Aim: Return only the count of lines in which the word "commander" appears.

Raw records:
┌──
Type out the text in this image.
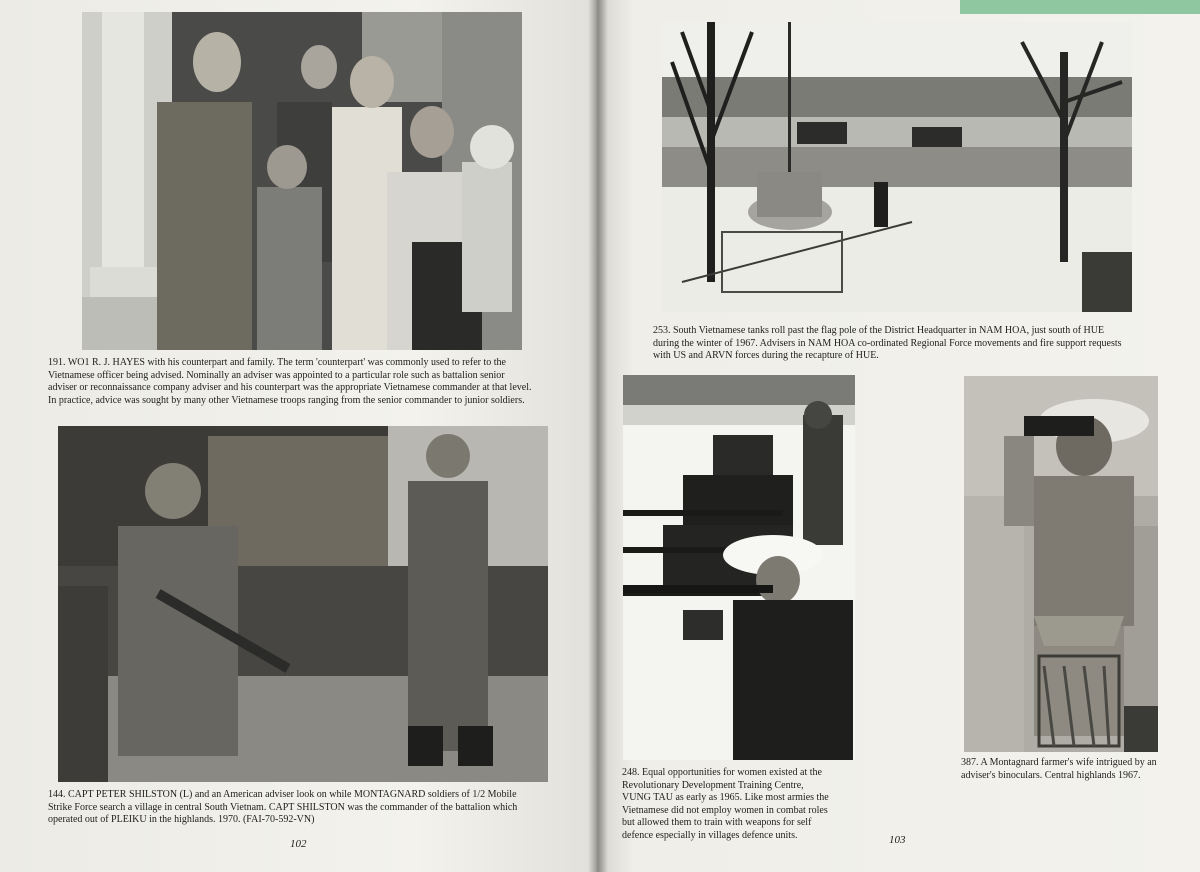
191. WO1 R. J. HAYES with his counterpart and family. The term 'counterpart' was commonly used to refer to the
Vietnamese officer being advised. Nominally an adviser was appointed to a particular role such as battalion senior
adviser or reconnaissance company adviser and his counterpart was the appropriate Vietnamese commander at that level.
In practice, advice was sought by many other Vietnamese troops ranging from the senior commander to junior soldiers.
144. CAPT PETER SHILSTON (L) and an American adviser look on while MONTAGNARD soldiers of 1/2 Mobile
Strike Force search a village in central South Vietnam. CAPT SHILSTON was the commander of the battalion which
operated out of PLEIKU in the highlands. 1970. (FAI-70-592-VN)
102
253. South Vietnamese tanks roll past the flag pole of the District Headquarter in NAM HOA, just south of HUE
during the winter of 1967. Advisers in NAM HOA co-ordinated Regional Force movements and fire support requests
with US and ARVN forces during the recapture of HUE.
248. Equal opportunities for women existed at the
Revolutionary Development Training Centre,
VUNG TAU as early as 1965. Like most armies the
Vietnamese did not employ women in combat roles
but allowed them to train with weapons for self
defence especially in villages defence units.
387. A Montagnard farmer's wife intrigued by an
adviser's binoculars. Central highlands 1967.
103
└──
Right answer: 3